─── Data supplied

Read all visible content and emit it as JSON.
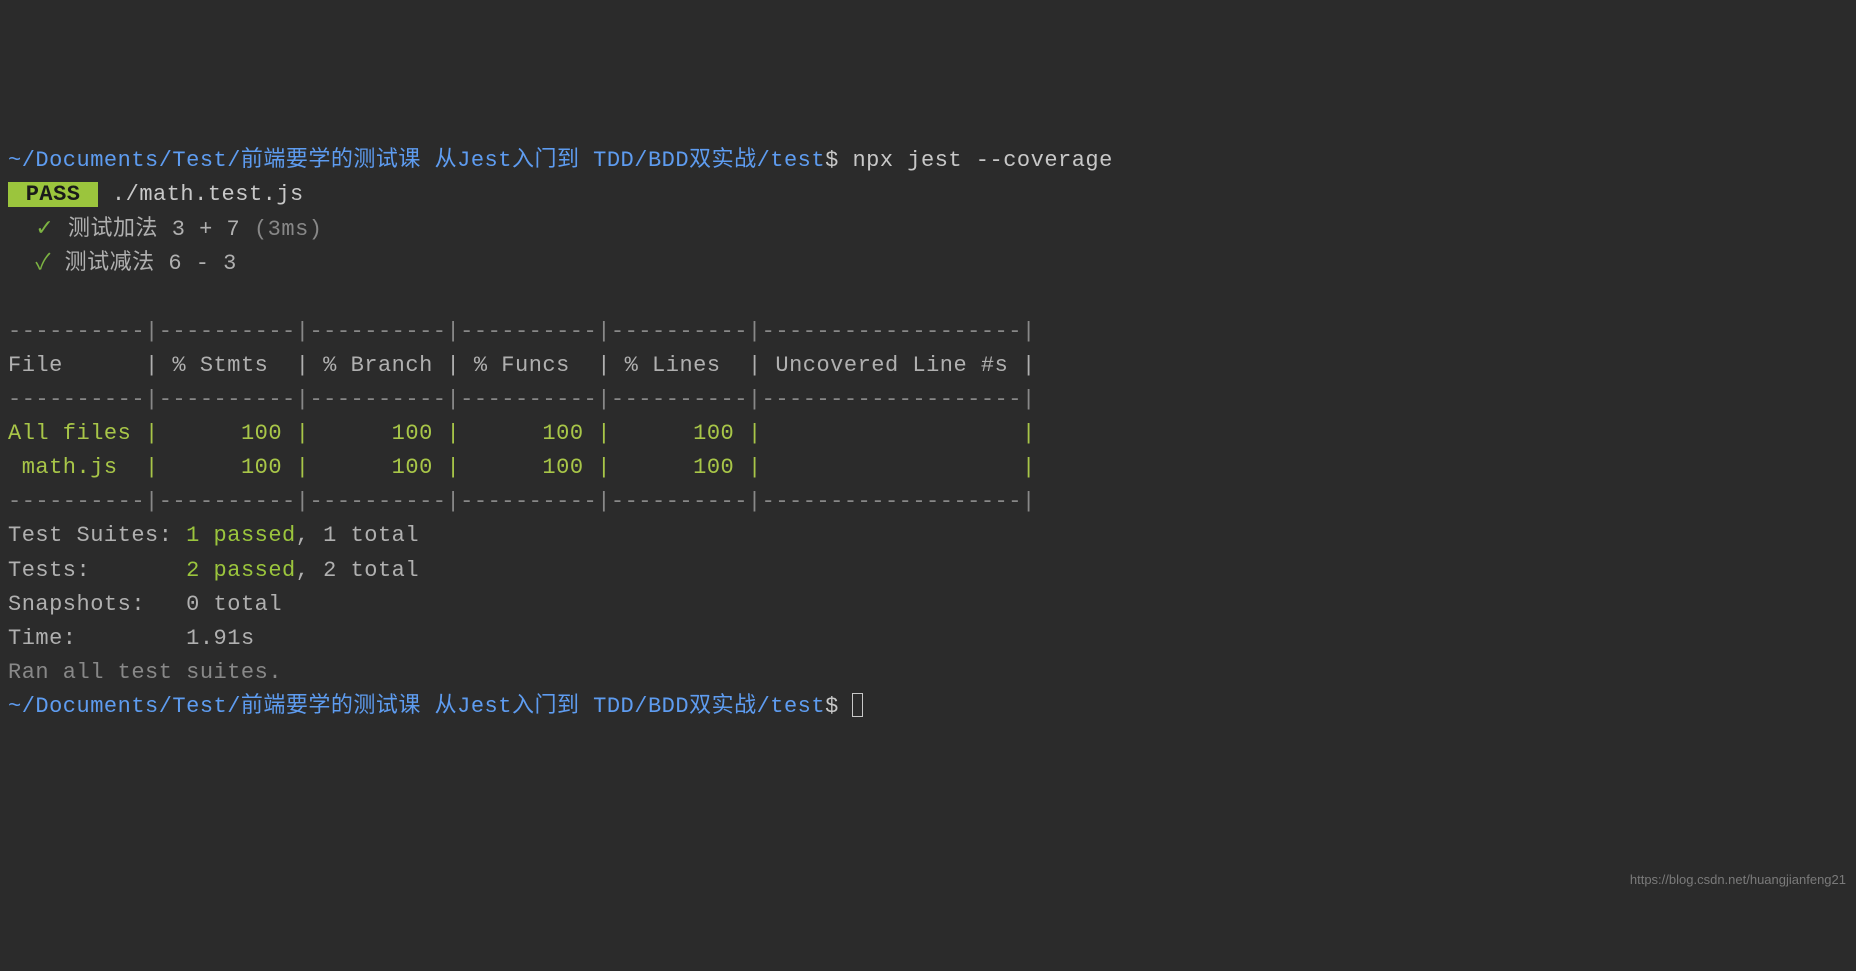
{
  "prompt_path": "~/Documents/Test/前端要学的测试课 从Jest入门到 TDD/BDD双实战/test",
  "dollar": "$",
  "command": "npx jest --coverage",
  "pass_label": " PASS ",
  "test_file": "./math.test.js",
  "tests": [
    {
      "check": "✓",
      "name": "测试加法 3 + 7",
      "time": " (3ms)"
    },
    {
      "check": "✓",
      "name": "测试减法 6 - 3",
      "time": ""
    }
  ],
  "table": {
    "border_top": "----------|----------|----------|----------|----------|-------------------|",
    "header": {
      "file": "File      ",
      "stmts": "| % Stmts  ",
      "branch": "| % Branch ",
      "funcs": "| % Funcs  ",
      "lines": "| % Lines  ",
      "uncov": "| Uncovered Line #s |"
    },
    "border_mid": "----------|----------|----------|----------|----------|-------------------|",
    "rows": [
      {
        "file": "All files ",
        "stmts": "|      100 ",
        "branch": "|      100 ",
        "funcs": "|      100 ",
        "lines": "|      100 ",
        "uncov": "|                   |"
      },
      {
        "file": " math.js  ",
        "stmts": "|      100 ",
        "branch": "|      100 ",
        "funcs": "|      100 ",
        "lines": "|      100 ",
        "uncov": "|                   |"
      }
    ],
    "border_bot": "----------|----------|----------|----------|----------|-------------------|"
  },
  "summary": {
    "suites_label": "Test Suites: ",
    "suites_pass": "1 passed",
    "suites_rest": ", 1 total",
    "tests_label": "Tests:       ",
    "tests_pass": "2 passed",
    "tests_rest": ", 2 total",
    "snaps_label": "Snapshots:   ",
    "snaps_val": "0 total",
    "time_label": "Time:        ",
    "time_val": "1.91s",
    "ran": "Ran all test suites."
  },
  "prompt2_path": "~/Documents/Test/前端要学的测试课 从Jest入门到 TDD/BDD双实战/test",
  "watermark": "https://blog.csdn.net/huangjianfeng21"
}
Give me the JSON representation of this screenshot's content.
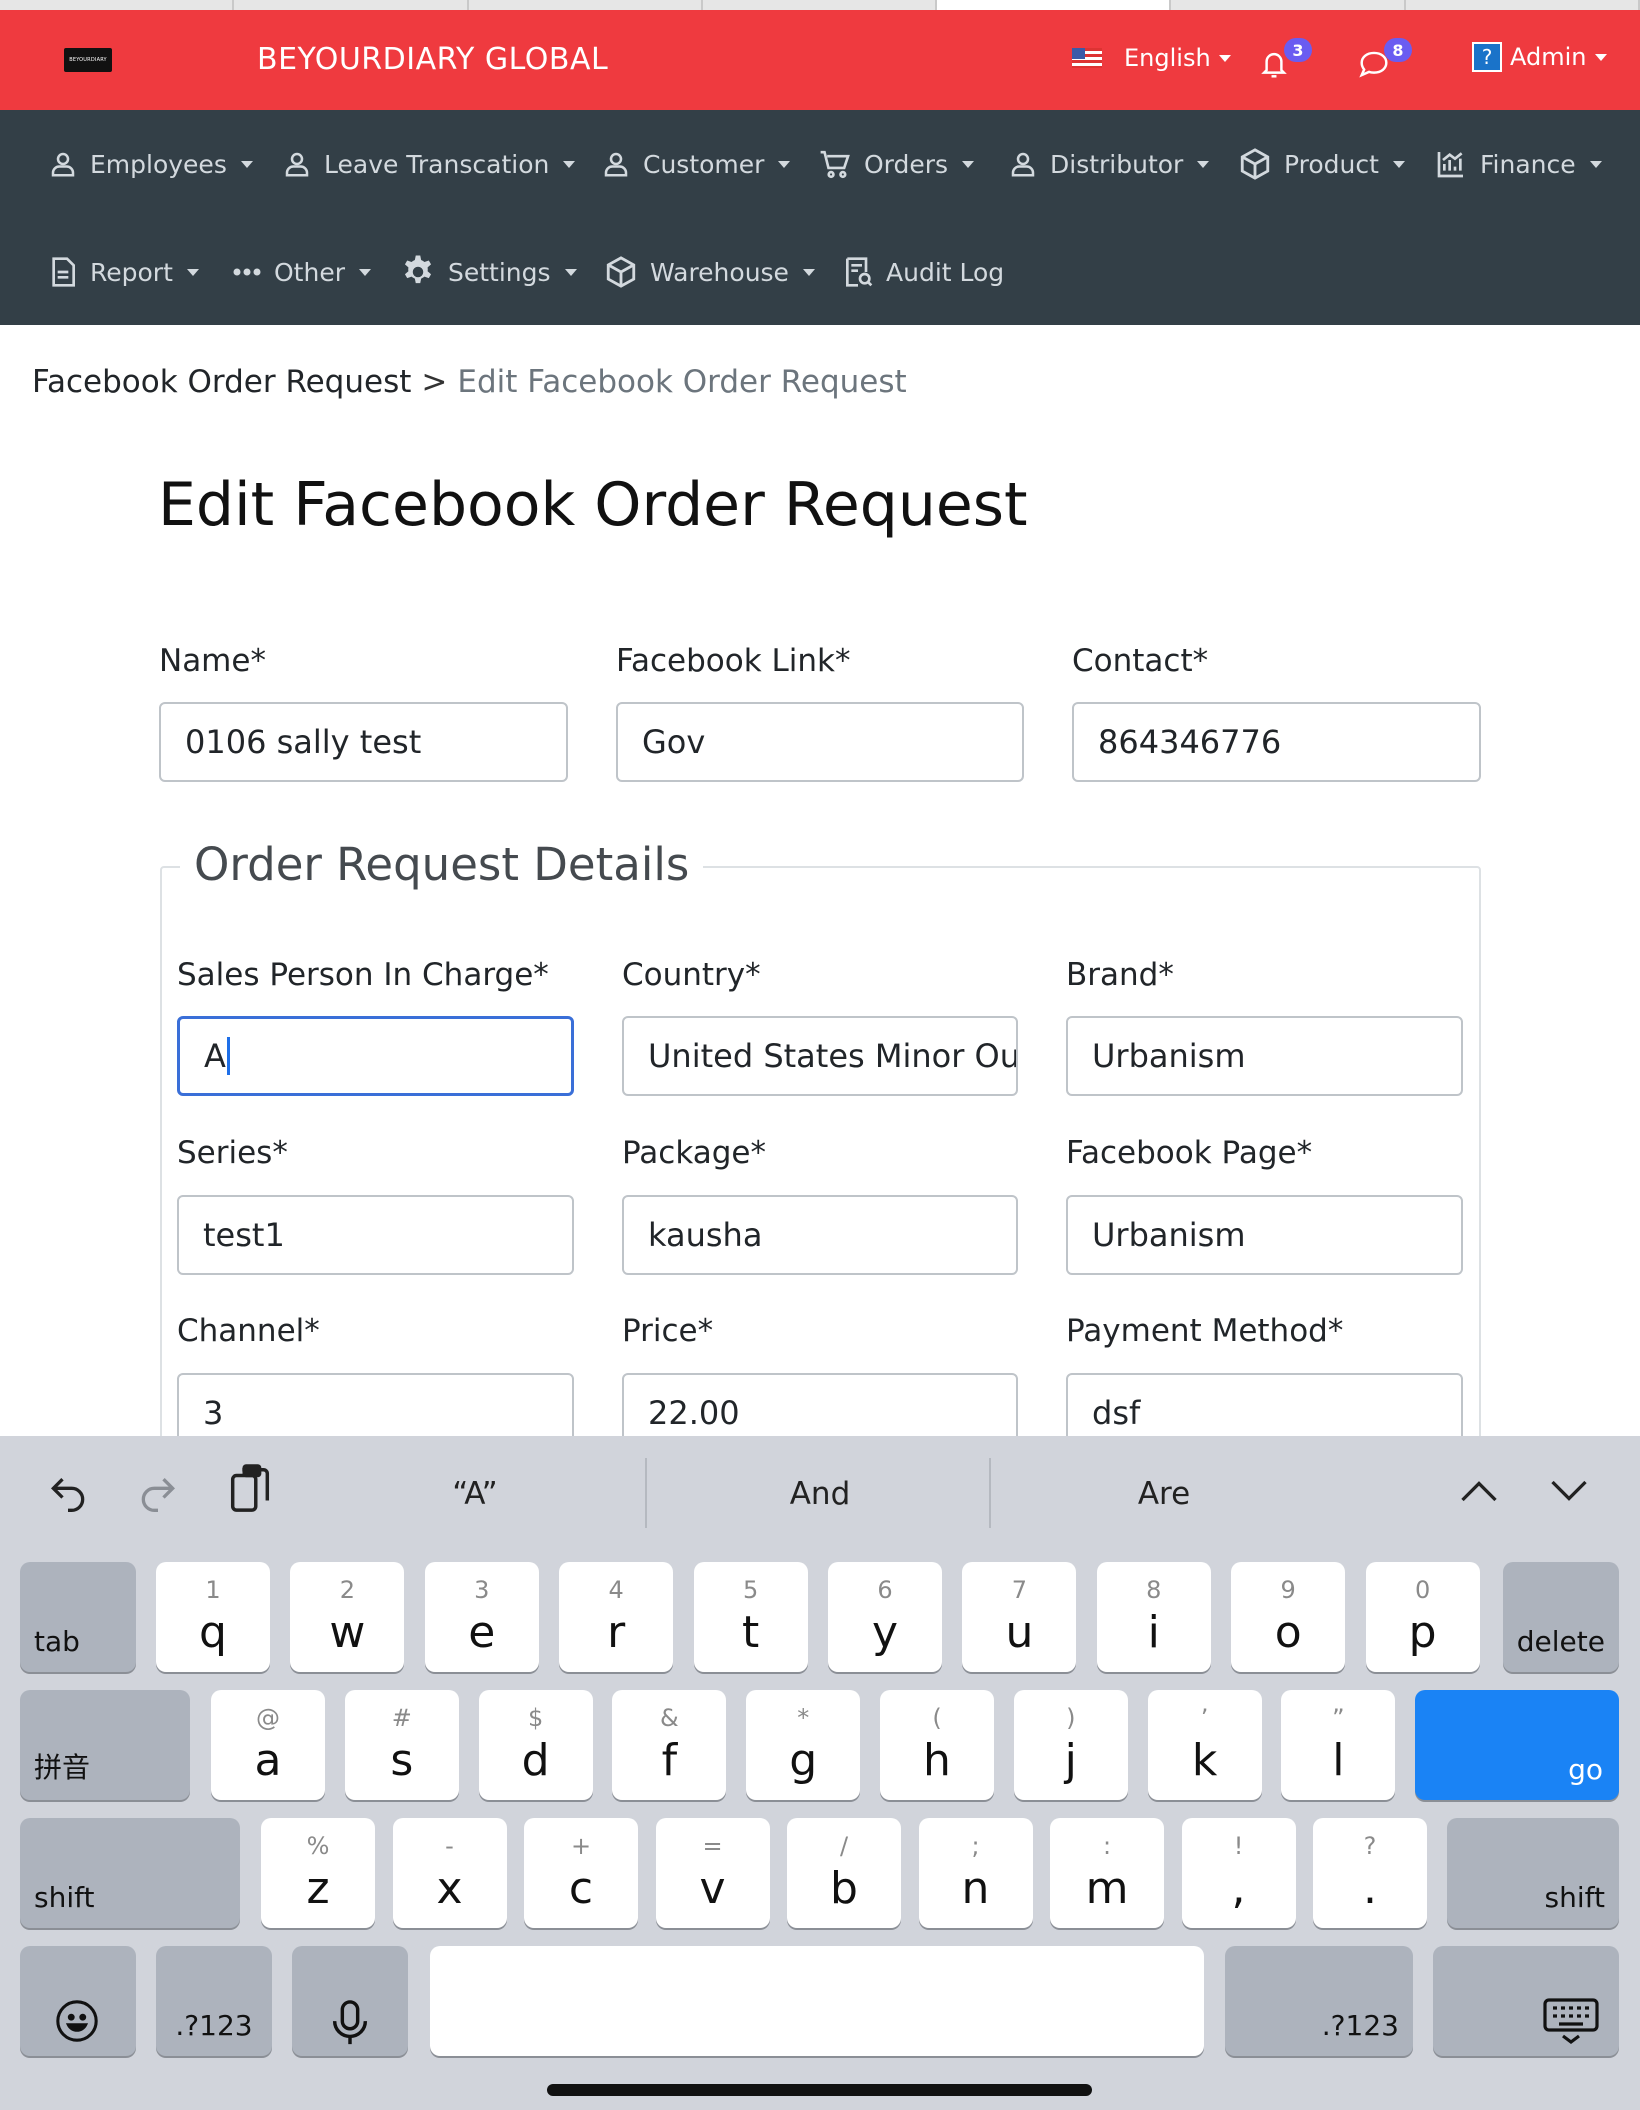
{
  "header": {
    "logo_text": "BEYOURDIARY",
    "brand": "BEYOURDIARY GLOBAL",
    "language": "English",
    "notifications_count": "3",
    "messages_count": "8",
    "help_icon_text": "?",
    "user": "Admin",
    "color": "#ef3a3f"
  },
  "nav": {
    "items": [
      {
        "label": "Employees",
        "icon": "person-icon"
      },
      {
        "label": "Leave Transcation",
        "icon": "person-icon"
      },
      {
        "label": "Customer",
        "icon": "person-icon"
      },
      {
        "label": "Orders",
        "icon": "cart-icon"
      },
      {
        "label": "Distributor",
        "icon": "person-icon"
      },
      {
        "label": "Product",
        "icon": "box-icon"
      },
      {
        "label": "Finance",
        "icon": "chart-icon"
      },
      {
        "label": "Report",
        "icon": "document-icon"
      },
      {
        "label": "Other",
        "icon": "dots-icon"
      },
      {
        "label": "Settings",
        "icon": "gear-icon"
      },
      {
        "label": "Warehouse",
        "icon": "box-icon"
      },
      {
        "label": "Audit Log",
        "icon": "audit-icon"
      }
    ]
  },
  "breadcrumb": {
    "parent": "Facebook Order Request",
    "separator": ">",
    "current": "Edit Facebook Order Request"
  },
  "page": {
    "title": "Edit Facebook Order Request"
  },
  "form": {
    "name": {
      "label": "Name*",
      "value": "0106 sally test"
    },
    "facebook_link": {
      "label": "Facebook Link*",
      "value": "Gov"
    },
    "contact": {
      "label": "Contact*",
      "value": "864346776"
    },
    "details_legend": "Order Request Details",
    "sales_person": {
      "label": "Sales Person In Charge*",
      "value": "A"
    },
    "country": {
      "label": "Country*",
      "value": "United States Minor Outlying Islands"
    },
    "brand": {
      "label": "Brand*",
      "value": "Urbanism"
    },
    "series": {
      "label": "Series*",
      "value": "test1"
    },
    "package": {
      "label": "Package*",
      "value": "kausha"
    },
    "facebook_page": {
      "label": "Facebook Page*",
      "value": "Urbanism"
    },
    "channel": {
      "label": "Channel*",
      "value": "3"
    },
    "price": {
      "label": "Price*",
      "value": "22.00"
    },
    "payment_method": {
      "label": "Payment Method*",
      "value": "dsf"
    }
  },
  "keyboard": {
    "suggestions": [
      "“A”",
      "And",
      "Are"
    ],
    "row1": [
      {
        "main": "q",
        "sub": "1"
      },
      {
        "main": "w",
        "sub": "2"
      },
      {
        "main": "e",
        "sub": "3"
      },
      {
        "main": "r",
        "sub": "4"
      },
      {
        "main": "t",
        "sub": "5"
      },
      {
        "main": "y",
        "sub": "6"
      },
      {
        "main": "u",
        "sub": "7"
      },
      {
        "main": "i",
        "sub": "8"
      },
      {
        "main": "o",
        "sub": "9"
      },
      {
        "main": "p",
        "sub": "0"
      }
    ],
    "row2": [
      {
        "main": "a",
        "sub": "@"
      },
      {
        "main": "s",
        "sub": "#"
      },
      {
        "main": "d",
        "sub": "$"
      },
      {
        "main": "f",
        "sub": "&"
      },
      {
        "main": "g",
        "sub": "*"
      },
      {
        "main": "h",
        "sub": "("
      },
      {
        "main": "j",
        "sub": ")"
      },
      {
        "main": "k",
        "sub": "’"
      },
      {
        "main": "l",
        "sub": "”"
      }
    ],
    "row3": [
      {
        "main": "z",
        "sub": "%"
      },
      {
        "main": "x",
        "sub": "-"
      },
      {
        "main": "c",
        "sub": "+"
      },
      {
        "main": "v",
        "sub": "="
      },
      {
        "main": "b",
        "sub": "/"
      },
      {
        "main": "n",
        "sub": ";"
      },
      {
        "main": "m",
        "sub": ":"
      },
      {
        "main": ",",
        "sub": "!"
      },
      {
        "main": ".",
        "sub": "?"
      }
    ],
    "tab": "tab",
    "delete": "delete",
    "pinyin": "拼音",
    "go": "go",
    "shift": "shift",
    "numbers": ".?123"
  }
}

──────

* **Direction**
Reproduce the data verbatim. Do not carry any picture into the copy.

* **Solved exercise**
Read all visible content and emit it as JSON.
{
  "prompt_path": "~/Documents/Test/前端要学的测试课 从Jest入门到 TDD/BDD双实战/test",
  "dollar": "$",
  "command": "npx jest --coverage",
  "pass_label": " PASS ",
  "test_file": "./math.test.js",
  "tests": [
    {
      "check": "✓",
      "name": "测试加法 3 + 7",
      "time": " (3ms)"
    },
    {
      "check": "✓",
      "name": "测试减法 6 - 3",
      "time": ""
    }
  ],
  "table": {
    "border_top": "----------|----------|----------|----------|----------|-------------------|",
    "header": {
      "file": "File      ",
      "stmts": "| % Stmts  ",
      "branch": "| % Branch ",
      "funcs": "| % Funcs  ",
      "lines": "| % Lines  ",
      "uncov": "| Uncovered Line #s |"
    },
    "border_mid": "----------|----------|----------|----------|----------|-------------------|",
    "rows": [
      {
        "file": "All files ",
        "stmts": "|      100 ",
        "branch": "|      100 ",
        "funcs": "|      100 ",
        "lines": "|      100 ",
        "uncov": "|                   |"
      },
      {
        "file": " math.js  ",
        "stmts": "|      100 ",
        "branch": "|      100 ",
        "funcs": "|      100 ",
        "lines": "|      100 ",
        "uncov": "|                   |"
      }
    ],
    "border_bot": "----------|----------|----------|----------|----------|-------------------|"
  },
  "summary": {
    "suites_label": "Test Suites: ",
    "suites_pass": "1 passed",
    "suites_rest": ", 1 total",
    "tests_label": "Tests:       ",
    "tests_pass": "2 passed",
    "tests_rest": ", 2 total",
    "snaps_label": "Snapshots:   ",
    "snaps_val": "0 total",
    "time_label": "Time:        ",
    "time_val": "1.91s",
    "ran": "Ran all test suites."
  },
  "prompt2_path": "~/Documents/Test/前端要学的测试课 从Jest入门到 TDD/BDD双实战/test",
  "watermark": "https://blog.csdn.net/huangjianfeng21"
}
Give me the JSON representation of this screenshot's content.
{
  "header": {
    "logo_text": "BEYOURDIARY",
    "brand": "BEYOURDIARY GLOBAL",
    "language": "English",
    "notifications_count": "3",
    "messages_count": "8",
    "help_icon_text": "?",
    "user": "Admin",
    "color": "#ef3a3f"
  },
  "nav": {
    "items": [
      {
        "label": "Employees",
        "icon": "person-icon"
      },
      {
        "label": "Leave Transcation",
        "icon": "person-icon"
      },
      {
        "label": "Customer",
        "icon": "person-icon"
      },
      {
        "label": "Orders",
        "icon": "cart-icon"
      },
      {
        "label": "Distributor",
        "icon": "person-icon"
      },
      {
        "label": "Product",
        "icon": "box-icon"
      },
      {
        "label": "Finance",
        "icon": "chart-icon"
      },
      {
        "label": "Report",
        "icon": "document-icon"
      },
      {
        "label": "Other",
        "icon": "dots-icon"
      },
      {
        "label": "Settings",
        "icon": "gear-icon"
      },
      {
        "label": "Warehouse",
        "icon": "box-icon"
      },
      {
        "label": "Audit Log",
        "icon": "audit-icon"
      }
    ]
  },
  "breadcrumb": {
    "parent": "Facebook Order Request",
    "separator": ">",
    "current": "Edit Facebook Order Request"
  },
  "page": {
    "title": "Edit Facebook Order Request"
  },
  "form": {
    "name": {
      "label": "Name*",
      "value": "0106 sally test"
    },
    "facebook_link": {
      "label": "Facebook Link*",
      "value": "Gov"
    },
    "contact": {
      "label": "Contact*",
      "value": "864346776"
    },
    "details_legend": "Order Request Details",
    "sales_person": {
      "label": "Sales Person In Charge*",
      "value": "A"
    },
    "country": {
      "label": "Country*",
      "value": "United States Minor Outlying Islands"
    },
    "brand": {
      "label": "Brand*",
      "value": "Urbanism"
    },
    "series": {
      "label": "Series*",
      "value": "test1"
    },
    "package": {
      "label": "Package*",
      "value": "kausha"
    },
    "facebook_page": {
      "label": "Facebook Page*",
      "value": "Urbanism"
    },
    "channel": {
      "label": "Channel*",
      "value": "3"
    },
    "price": {
      "label": "Price*",
      "value": "22.00"
    },
    "payment_method": {
      "label": "Payment Method*",
      "value": "dsf"
    }
  },
  "keyboard": {
    "suggestions": [
      "“A”",
      "And",
      "Are"
    ],
    "row1": [
      {
        "main": "q",
        "sub": "1"
      },
      {
        "main": "w",
        "sub": "2"
      },
      {
        "main": "e",
        "sub": "3"
      },
      {
        "main": "r",
        "sub": "4"
      },
      {
        "main": "t",
        "sub": "5"
      },
      {
        "main": "y",
        "sub": "6"
      },
      {
        "main": "u",
        "sub": "7"
      },
      {
        "main": "i",
        "sub": "8"
      },
      {
        "main": "o",
        "sub": "9"
      },
      {
        "main": "p",
        "sub": "0"
      }
    ],
    "row2": [
      {
        "main": "a",
        "sub": "@"
      },
      {
        "main": "s",
        "sub": "#"
      },
      {
        "main": "d",
        "sub": "$"
      },
      {
        "main": "f",
        "sub": "&"
      },
      {
        "main": "g",
        "sub": "*"
      },
      {
        "main": "h",
        "sub": "("
      },
      {
        "main": "j",
        "sub": ")"
      },
      {
        "main": "k",
        "sub": "’"
      },
      {
        "main": "l",
        "sub": "”"
      }
    ],
    "row3": [
      {
        "main": "z",
        "sub": "%"
      },
      {
        "main": "x",
        "sub": "-"
      },
      {
        "main": "c",
        "sub": "+"
      },
      {
        "main": "v",
        "sub": "="
      },
      {
        "main": "b",
        "sub": "/"
      },
      {
        "main": "n",
        "sub": ";"
      },
      {
        "main": "m",
        "sub": ":"
      },
      {
        "main": ",",
        "sub": "!"
      },
      {
        "main": ".",
        "sub": "?"
      }
    ],
    "tab": "tab",
    "delete": "delete",
    "pinyin": "拼音",
    "go": "go",
    "shift": "shift",
    "numbers": ".?123"
  }
}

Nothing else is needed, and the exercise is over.